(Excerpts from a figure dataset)
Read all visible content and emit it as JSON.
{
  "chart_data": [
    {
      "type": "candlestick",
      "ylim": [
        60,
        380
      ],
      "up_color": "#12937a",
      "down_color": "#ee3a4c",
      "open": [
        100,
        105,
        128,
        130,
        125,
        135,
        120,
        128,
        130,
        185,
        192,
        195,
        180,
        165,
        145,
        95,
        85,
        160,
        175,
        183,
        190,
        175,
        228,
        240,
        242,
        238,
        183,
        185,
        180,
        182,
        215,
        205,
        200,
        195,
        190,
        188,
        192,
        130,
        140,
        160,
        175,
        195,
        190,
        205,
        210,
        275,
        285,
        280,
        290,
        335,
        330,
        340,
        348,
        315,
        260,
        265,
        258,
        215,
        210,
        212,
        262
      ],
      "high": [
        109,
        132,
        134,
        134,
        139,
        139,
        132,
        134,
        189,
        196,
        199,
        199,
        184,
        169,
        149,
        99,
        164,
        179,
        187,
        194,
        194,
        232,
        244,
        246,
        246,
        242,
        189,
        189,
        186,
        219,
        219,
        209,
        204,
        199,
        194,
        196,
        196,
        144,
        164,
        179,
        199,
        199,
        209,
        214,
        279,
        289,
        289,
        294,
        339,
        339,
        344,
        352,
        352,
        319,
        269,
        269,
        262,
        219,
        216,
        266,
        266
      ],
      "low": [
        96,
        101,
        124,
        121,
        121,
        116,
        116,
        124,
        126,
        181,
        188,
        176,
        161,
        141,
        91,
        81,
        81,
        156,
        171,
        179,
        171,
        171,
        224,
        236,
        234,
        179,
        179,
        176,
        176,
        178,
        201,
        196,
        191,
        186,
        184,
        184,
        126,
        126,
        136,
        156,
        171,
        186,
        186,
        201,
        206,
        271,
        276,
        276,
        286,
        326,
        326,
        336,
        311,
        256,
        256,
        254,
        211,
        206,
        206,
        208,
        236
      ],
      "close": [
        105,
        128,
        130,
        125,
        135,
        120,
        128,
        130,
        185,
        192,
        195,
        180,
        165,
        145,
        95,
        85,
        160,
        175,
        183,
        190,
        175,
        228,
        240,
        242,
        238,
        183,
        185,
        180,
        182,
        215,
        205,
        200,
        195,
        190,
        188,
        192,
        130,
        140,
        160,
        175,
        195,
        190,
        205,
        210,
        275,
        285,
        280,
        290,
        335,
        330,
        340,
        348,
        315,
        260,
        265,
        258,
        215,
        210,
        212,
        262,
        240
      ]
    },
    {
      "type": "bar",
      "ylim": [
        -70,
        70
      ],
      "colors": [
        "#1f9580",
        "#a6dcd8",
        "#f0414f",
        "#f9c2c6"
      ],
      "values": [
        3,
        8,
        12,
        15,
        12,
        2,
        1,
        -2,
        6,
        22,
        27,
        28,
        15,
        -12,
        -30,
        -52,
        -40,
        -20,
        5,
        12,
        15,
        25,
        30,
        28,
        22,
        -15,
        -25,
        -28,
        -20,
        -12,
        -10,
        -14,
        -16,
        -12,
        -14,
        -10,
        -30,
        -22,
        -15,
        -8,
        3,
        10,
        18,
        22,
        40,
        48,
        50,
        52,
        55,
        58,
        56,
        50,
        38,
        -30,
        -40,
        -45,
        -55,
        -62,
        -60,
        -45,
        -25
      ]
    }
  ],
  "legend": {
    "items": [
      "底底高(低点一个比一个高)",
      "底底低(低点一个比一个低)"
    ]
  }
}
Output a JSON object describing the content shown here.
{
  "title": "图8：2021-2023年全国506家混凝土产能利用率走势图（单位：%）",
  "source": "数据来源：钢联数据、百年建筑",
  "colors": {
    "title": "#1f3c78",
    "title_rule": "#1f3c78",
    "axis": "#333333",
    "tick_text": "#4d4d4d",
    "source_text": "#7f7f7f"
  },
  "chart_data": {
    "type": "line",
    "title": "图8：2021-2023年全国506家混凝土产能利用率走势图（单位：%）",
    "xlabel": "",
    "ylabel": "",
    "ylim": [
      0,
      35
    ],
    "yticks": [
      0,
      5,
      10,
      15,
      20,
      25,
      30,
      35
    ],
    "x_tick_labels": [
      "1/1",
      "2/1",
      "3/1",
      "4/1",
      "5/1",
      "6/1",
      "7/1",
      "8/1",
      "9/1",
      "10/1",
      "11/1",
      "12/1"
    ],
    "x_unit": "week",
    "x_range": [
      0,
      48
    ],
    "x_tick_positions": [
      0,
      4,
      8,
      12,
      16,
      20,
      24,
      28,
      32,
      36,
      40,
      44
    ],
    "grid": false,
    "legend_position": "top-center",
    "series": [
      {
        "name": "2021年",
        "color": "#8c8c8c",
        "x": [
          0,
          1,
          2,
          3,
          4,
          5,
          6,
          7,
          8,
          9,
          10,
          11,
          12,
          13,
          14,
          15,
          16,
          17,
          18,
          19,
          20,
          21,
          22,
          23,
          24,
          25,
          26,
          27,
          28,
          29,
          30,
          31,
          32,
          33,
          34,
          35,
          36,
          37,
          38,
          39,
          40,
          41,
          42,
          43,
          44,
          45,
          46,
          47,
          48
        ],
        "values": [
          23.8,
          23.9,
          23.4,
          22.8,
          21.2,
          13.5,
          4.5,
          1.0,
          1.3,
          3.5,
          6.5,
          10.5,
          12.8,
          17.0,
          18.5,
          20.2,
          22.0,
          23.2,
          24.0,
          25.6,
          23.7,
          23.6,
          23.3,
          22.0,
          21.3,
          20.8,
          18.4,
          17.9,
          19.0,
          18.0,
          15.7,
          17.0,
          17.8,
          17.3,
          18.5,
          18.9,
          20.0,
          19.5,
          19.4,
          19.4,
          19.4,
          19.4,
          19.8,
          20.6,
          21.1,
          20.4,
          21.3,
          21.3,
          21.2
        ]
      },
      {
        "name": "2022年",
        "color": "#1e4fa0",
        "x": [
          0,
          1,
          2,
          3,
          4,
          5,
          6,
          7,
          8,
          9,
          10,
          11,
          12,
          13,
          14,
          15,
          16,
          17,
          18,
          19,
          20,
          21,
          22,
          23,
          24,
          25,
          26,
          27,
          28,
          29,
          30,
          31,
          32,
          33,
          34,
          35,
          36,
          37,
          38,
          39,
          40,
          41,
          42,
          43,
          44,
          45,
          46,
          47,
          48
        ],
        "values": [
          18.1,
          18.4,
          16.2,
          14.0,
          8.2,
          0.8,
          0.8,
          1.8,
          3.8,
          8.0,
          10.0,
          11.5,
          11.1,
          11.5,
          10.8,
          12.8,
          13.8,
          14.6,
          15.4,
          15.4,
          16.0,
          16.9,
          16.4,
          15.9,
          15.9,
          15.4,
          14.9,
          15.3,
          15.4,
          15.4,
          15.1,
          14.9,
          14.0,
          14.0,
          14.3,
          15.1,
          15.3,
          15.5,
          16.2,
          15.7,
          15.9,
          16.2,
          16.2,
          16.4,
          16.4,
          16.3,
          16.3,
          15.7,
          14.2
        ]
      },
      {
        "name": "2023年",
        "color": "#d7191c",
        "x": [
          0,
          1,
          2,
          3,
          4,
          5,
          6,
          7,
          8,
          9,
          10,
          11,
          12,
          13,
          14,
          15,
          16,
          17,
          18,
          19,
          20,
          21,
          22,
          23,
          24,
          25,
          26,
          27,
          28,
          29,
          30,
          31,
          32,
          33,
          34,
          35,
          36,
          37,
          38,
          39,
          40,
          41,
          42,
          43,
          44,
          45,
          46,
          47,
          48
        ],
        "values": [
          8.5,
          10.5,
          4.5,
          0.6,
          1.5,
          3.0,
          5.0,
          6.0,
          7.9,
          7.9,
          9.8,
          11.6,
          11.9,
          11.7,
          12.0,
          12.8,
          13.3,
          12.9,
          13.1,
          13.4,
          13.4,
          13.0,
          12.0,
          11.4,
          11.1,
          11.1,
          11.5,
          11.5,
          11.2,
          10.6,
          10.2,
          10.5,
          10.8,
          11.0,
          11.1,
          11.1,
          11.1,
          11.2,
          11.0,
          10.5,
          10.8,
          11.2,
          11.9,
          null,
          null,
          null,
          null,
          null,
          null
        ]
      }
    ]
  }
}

* **WHAT IS NEEDED**: From the material above, gather all lines that include the string "JSON" and copy them.

* **WRITTEN SOLUTION**:
Read all visible content and emit it as JSON.
Output a JSON object describing the content shown here.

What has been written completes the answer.